Task details: Convert the lines starting at the one containing "country-label: Argentina [18, 688, 208, 706]" and ending at the one containing "bar-value: 235,788 [329, 353, 395, 381]" into a JSON list of strings, with one string per line and blank lines omitted.
>> start
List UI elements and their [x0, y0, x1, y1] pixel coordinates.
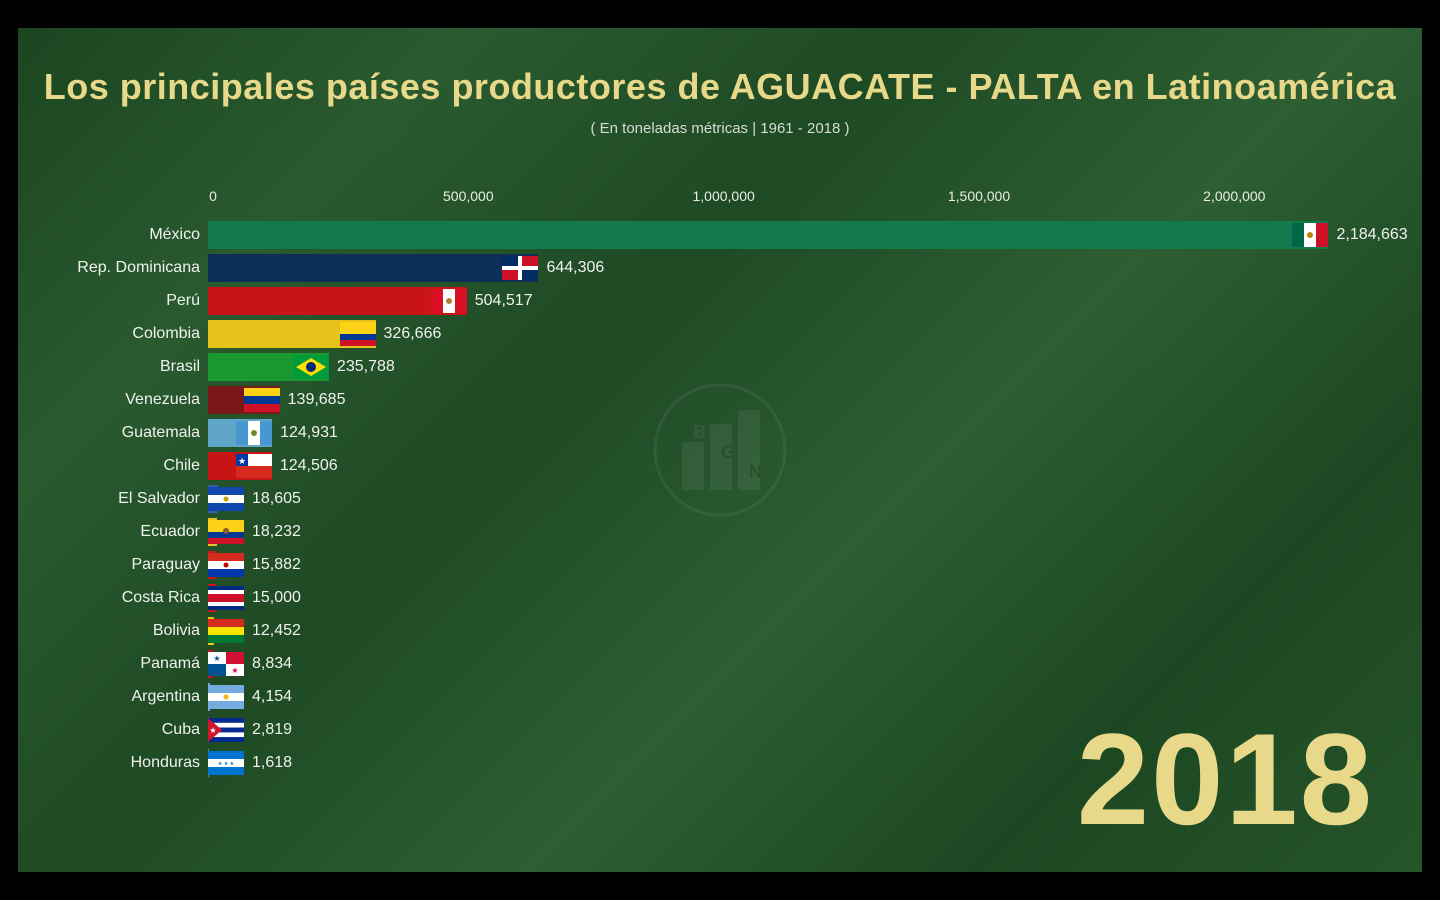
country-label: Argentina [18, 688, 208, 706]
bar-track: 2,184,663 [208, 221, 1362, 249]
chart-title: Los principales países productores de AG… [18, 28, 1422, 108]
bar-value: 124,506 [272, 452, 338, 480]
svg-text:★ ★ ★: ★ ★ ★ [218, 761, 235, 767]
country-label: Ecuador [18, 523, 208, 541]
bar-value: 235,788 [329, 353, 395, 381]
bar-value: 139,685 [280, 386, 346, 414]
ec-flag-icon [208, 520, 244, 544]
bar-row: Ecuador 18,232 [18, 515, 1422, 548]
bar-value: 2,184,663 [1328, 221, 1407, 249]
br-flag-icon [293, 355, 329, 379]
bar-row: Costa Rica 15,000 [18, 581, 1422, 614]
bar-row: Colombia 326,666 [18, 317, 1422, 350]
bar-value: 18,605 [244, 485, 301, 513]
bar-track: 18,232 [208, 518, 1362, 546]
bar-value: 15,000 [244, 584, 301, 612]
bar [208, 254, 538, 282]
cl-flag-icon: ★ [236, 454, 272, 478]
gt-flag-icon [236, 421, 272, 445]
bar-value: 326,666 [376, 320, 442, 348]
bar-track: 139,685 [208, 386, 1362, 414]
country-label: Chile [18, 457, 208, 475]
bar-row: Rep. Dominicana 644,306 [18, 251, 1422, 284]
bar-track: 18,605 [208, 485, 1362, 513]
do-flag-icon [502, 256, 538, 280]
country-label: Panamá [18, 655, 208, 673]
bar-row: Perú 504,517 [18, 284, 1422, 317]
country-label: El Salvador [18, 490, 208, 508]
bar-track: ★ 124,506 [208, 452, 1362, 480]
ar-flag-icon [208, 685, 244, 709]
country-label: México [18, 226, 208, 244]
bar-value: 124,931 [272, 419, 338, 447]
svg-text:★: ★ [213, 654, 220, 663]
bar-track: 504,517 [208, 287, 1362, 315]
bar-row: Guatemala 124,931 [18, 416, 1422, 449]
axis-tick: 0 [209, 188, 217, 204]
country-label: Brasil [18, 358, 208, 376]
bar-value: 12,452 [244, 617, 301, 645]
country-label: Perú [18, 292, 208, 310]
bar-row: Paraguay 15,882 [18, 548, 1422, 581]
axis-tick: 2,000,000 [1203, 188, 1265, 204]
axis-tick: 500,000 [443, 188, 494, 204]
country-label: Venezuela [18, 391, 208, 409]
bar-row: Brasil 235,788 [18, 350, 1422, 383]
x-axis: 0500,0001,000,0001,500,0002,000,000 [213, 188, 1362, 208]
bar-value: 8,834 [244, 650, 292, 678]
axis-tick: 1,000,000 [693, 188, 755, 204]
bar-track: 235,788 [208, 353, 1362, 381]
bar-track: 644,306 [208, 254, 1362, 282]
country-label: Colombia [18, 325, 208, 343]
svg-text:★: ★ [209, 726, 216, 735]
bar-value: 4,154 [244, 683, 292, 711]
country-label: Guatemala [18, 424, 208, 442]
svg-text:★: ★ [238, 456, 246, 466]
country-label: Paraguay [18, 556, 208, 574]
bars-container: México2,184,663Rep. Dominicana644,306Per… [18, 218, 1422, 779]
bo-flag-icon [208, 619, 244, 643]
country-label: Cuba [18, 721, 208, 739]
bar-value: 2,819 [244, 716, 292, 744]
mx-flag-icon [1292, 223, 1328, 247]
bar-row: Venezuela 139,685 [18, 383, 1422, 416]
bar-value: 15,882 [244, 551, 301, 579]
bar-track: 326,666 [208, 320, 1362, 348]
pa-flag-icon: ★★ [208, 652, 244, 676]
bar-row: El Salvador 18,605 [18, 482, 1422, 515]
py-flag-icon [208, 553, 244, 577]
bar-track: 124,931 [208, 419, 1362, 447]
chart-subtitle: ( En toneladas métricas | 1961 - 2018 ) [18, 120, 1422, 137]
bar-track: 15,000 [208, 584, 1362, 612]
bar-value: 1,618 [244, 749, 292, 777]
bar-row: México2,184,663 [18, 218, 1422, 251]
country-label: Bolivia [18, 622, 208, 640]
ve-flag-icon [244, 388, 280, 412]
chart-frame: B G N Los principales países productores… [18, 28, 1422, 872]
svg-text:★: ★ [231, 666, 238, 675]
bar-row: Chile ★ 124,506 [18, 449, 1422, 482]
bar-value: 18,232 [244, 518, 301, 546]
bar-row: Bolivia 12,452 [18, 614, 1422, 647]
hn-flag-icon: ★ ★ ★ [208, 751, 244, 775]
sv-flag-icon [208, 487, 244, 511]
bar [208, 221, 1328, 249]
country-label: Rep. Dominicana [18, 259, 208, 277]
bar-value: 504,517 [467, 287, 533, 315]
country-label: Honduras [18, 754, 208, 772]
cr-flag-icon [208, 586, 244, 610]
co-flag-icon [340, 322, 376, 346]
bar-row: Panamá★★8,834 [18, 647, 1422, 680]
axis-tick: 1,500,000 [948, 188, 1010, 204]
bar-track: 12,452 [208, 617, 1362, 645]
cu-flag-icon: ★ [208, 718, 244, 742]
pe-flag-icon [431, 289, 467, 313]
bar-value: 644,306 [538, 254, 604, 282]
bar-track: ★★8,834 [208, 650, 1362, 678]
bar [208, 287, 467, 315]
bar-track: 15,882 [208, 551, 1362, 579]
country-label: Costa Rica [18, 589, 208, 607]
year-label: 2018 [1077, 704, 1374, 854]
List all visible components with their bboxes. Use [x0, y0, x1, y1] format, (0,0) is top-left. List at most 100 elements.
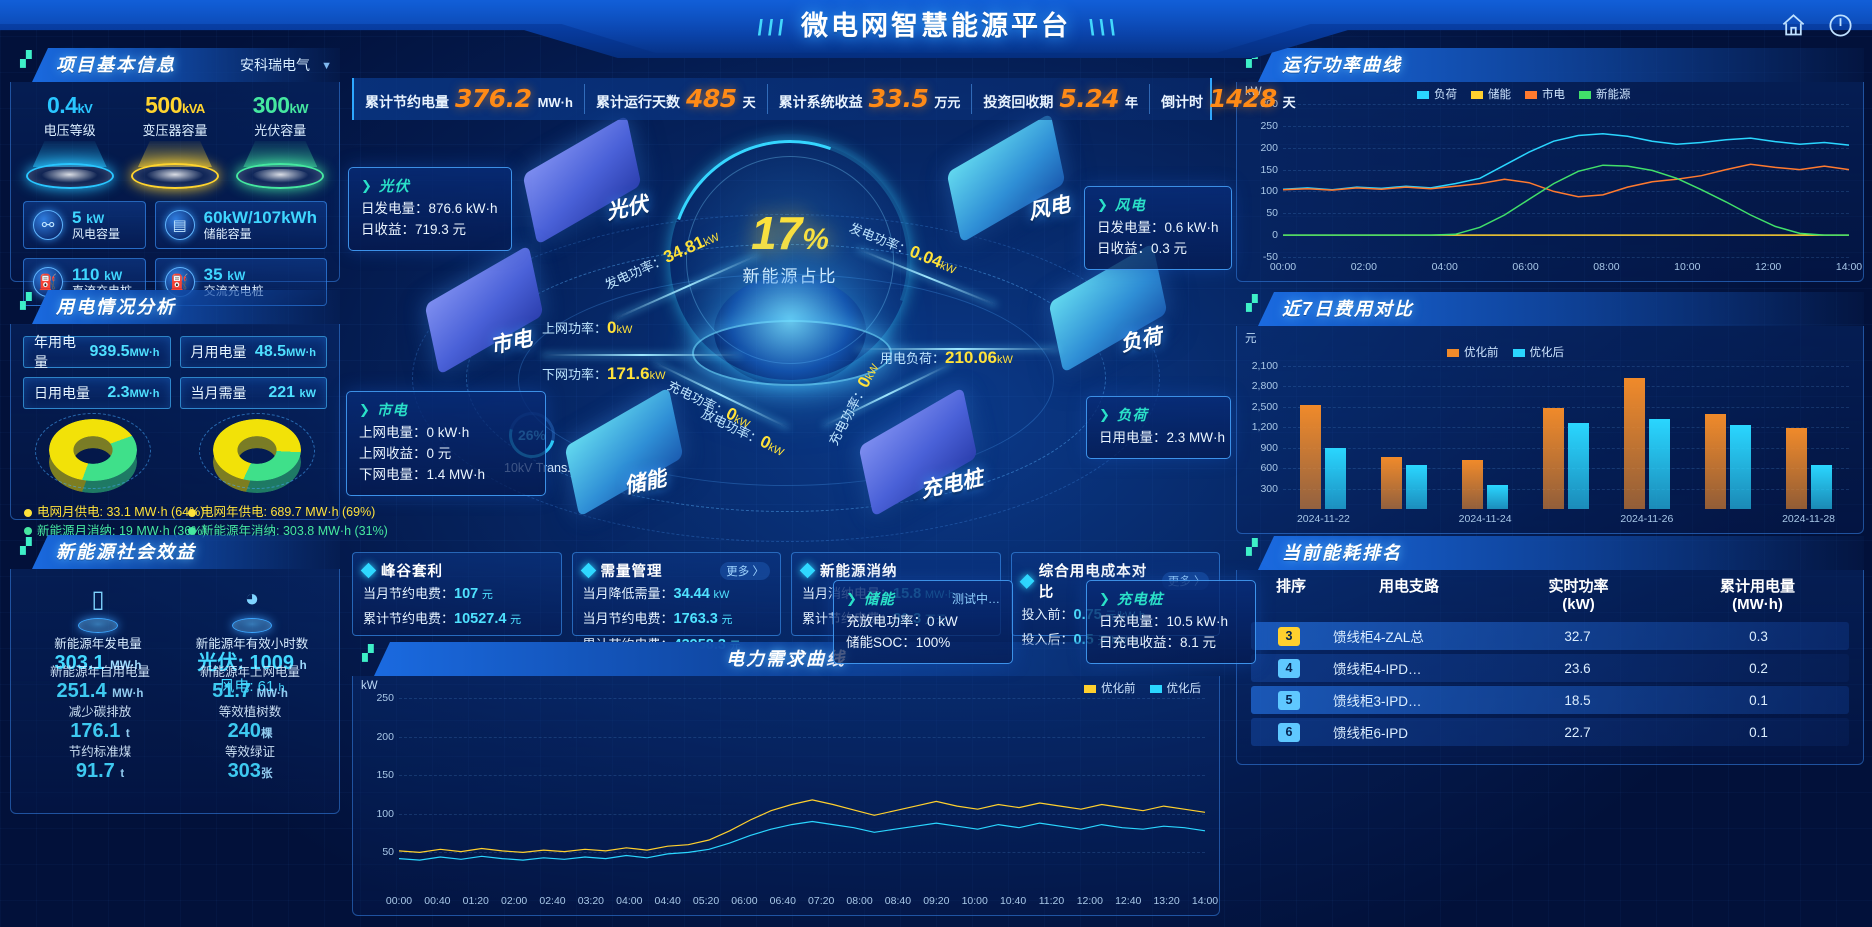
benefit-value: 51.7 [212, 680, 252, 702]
>> end
Answer for this exercise:
[
  "country-label: Argentina [18, 688, 208, 706]",
  "bar-track: 2,184,663 [208, 221, 1362, 249]",
  "chart-title: Los principales países productores de AG… [18, 28, 1422, 108]",
  "bar-value: 124,506 [272, 452, 338, 480]",
  "svg-text:★ ★ ★: ★ ★ ★ [218, 761, 235, 767]",
  "country-label: Ecuador [18, 523, 208, 541]",
  "bar-value: 235,788 [329, 353, 395, 381]"
]